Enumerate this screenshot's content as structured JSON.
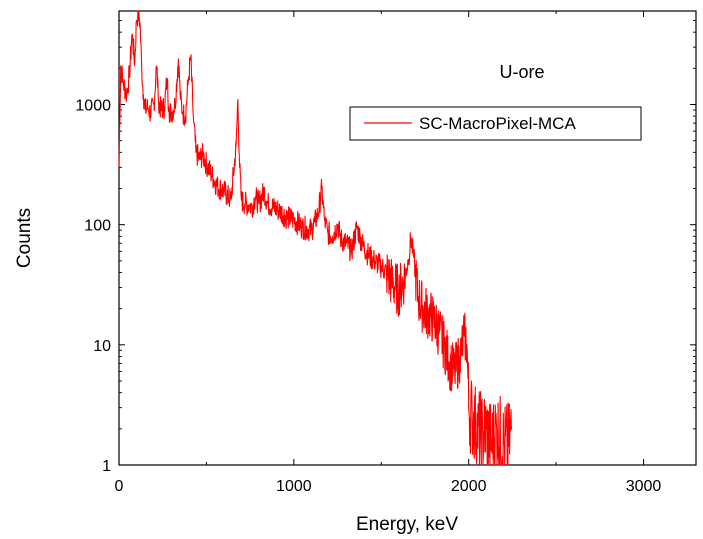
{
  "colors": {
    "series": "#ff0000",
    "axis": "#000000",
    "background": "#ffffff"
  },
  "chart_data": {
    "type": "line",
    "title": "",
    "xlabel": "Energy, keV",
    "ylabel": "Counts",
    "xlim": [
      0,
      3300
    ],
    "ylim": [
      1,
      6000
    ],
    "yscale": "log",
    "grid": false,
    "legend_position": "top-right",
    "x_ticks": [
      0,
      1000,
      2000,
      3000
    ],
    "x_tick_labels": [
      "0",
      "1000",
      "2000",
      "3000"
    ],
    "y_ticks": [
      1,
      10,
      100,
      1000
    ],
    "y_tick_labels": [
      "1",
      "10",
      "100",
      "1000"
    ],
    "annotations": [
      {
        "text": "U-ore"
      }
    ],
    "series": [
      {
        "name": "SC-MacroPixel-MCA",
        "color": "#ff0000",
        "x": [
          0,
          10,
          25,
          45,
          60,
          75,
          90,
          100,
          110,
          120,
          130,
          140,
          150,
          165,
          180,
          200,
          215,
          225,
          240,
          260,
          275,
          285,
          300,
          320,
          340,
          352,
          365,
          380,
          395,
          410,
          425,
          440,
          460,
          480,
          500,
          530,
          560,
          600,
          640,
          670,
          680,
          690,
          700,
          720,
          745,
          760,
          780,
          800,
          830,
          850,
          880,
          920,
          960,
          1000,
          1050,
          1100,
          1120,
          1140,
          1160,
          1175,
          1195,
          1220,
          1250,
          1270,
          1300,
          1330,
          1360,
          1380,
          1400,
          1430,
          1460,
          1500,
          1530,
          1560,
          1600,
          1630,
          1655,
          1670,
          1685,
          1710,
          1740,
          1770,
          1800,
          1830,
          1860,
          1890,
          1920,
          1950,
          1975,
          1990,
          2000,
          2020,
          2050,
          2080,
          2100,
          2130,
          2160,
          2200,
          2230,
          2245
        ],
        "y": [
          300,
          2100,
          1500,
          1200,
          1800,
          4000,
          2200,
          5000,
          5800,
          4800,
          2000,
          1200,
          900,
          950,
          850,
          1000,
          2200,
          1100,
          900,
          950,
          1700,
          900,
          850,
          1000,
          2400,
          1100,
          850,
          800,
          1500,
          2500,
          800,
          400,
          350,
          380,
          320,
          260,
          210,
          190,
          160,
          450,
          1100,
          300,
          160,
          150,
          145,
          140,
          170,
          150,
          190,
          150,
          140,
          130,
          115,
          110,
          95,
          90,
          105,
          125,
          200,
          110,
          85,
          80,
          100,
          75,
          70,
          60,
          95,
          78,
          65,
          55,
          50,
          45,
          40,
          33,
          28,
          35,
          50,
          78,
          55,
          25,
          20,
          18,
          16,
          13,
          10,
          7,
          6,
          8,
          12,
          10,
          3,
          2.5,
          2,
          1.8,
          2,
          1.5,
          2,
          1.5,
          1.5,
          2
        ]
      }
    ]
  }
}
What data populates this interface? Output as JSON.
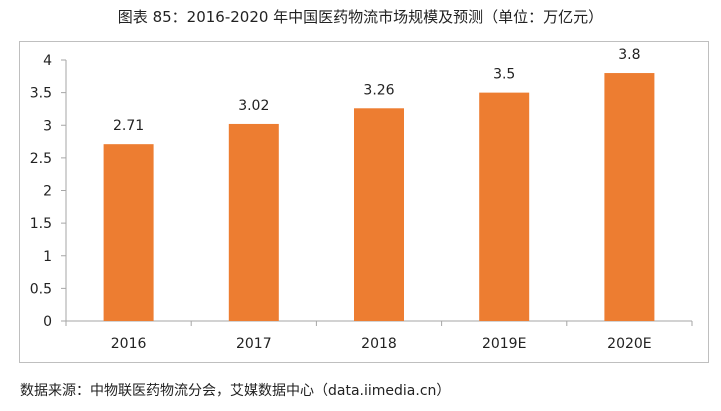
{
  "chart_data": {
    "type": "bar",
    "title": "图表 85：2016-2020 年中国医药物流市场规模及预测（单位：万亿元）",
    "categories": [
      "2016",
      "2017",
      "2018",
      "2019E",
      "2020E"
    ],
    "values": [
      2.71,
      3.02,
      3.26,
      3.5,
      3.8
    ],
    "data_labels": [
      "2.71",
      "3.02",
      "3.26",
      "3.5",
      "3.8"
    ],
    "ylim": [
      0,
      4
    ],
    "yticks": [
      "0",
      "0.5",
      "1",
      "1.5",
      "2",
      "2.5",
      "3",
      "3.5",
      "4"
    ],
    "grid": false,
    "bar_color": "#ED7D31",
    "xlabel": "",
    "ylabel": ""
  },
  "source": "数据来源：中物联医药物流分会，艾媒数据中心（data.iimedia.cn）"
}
━━━━━━━━━━━━━━━━━━━━
→ Aim of the exercise
Except for the pictures, copy every line of the records above exactly.

→ Exercise output
Enumerate this screenshot's content as structured JSON.
{
  "colors": {
    "series": "#ff0000",
    "axis": "#000000",
    "background": "#ffffff"
  },
  "chart_data": {
    "type": "line",
    "title": "",
    "xlabel": "Energy, keV",
    "ylabel": "Counts",
    "xlim": [
      0,
      3300
    ],
    "ylim": [
      1,
      6000
    ],
    "yscale": "log",
    "grid": false,
    "legend_position": "top-right",
    "x_ticks": [
      0,
      1000,
      2000,
      3000
    ],
    "x_tick_labels": [
      "0",
      "1000",
      "2000",
      "3000"
    ],
    "y_ticks": [
      1,
      10,
      100,
      1000
    ],
    "y_tick_labels": [
      "1",
      "10",
      "100",
      "1000"
    ],
    "annotations": [
      {
        "text": "U-ore"
      }
    ],
    "series": [
      {
        "name": "SC-MacroPixel-MCA",
        "color": "#ff0000",
        "x": [
          0,
          10,
          25,
          45,
          60,
          75,
          90,
          100,
          110,
          120,
          130,
          140,
          150,
          165,
          180,
          200,
          215,
          225,
          240,
          260,
          275,
          285,
          300,
          320,
          340,
          352,
          365,
          380,
          395,
          410,
          425,
          440,
          460,
          480,
          500,
          530,
          560,
          600,
          640,
          670,
          680,
          690,
          700,
          720,
          745,
          760,
          780,
          800,
          830,
          850,
          880,
          920,
          960,
          1000,
          1050,
          1100,
          1120,
          1140,
          1160,
          1175,
          1195,
          1220,
          1250,
          1270,
          1300,
          1330,
          1360,
          1380,
          1400,
          1430,
          1460,
          1500,
          1530,
          1560,
          1600,
          1630,
          1655,
          1670,
          1685,
          1710,
          1740,
          1770,
          1800,
          1830,
          1860,
          1890,
          1920,
          1950,
          1975,
          1990,
          2000,
          2020,
          2050,
          2080,
          2100,
          2130,
          2160,
          2200,
          2230,
          2245
        ],
        "y": [
          300,
          2100,
          1500,
          1200,
          1800,
          4000,
          2200,
          5000,
          5800,
          4800,
          2000,
          1200,
          900,
          950,
          850,
          1000,
          2200,
          1100,
          900,
          950,
          1700,
          900,
          850,
          1000,
          2400,
          1100,
          850,
          800,
          1500,
          2500,
          800,
          400,
          350,
          380,
          320,
          260,
          210,
          190,
          160,
          450,
          1100,
          300,
          160,
          150,
          145,
          140,
          170,
          150,
          190,
          150,
          140,
          130,
          115,
          110,
          95,
          90,
          105,
          125,
          200,
          110,
          85,
          80,
          100,
          75,
          70,
          60,
          95,
          78,
          65,
          55,
          50,
          45,
          40,
          33,
          28,
          35,
          50,
          78,
          55,
          25,
          20,
          18,
          16,
          13,
          10,
          7,
          6,
          8,
          12,
          10,
          3,
          2.5,
          2,
          1.8,
          2,
          1.5,
          2,
          1.5,
          1.5,
          2
        ]
      }
    ]
  }
}
What data populates this interface? Output as JSON.
{
  "chart_data": {
    "type": "bar",
    "title": "图表 85：2016-2020 年中国医药物流市场规模及预测（单位：万亿元）",
    "categories": [
      "2016",
      "2017",
      "2018",
      "2019E",
      "2020E"
    ],
    "values": [
      2.71,
      3.02,
      3.26,
      3.5,
      3.8
    ],
    "data_labels": [
      "2.71",
      "3.02",
      "3.26",
      "3.5",
      "3.8"
    ],
    "ylim": [
      0,
      4
    ],
    "yticks": [
      "0",
      "0.5",
      "1",
      "1.5",
      "2",
      "2.5",
      "3",
      "3.5",
      "4"
    ],
    "grid": false,
    "bar_color": "#ED7D31",
    "xlabel": "",
    "ylabel": ""
  },
  "source": "数据来源：中物联医药物流分会，艾媒数据中心（data.iimedia.cn）"
}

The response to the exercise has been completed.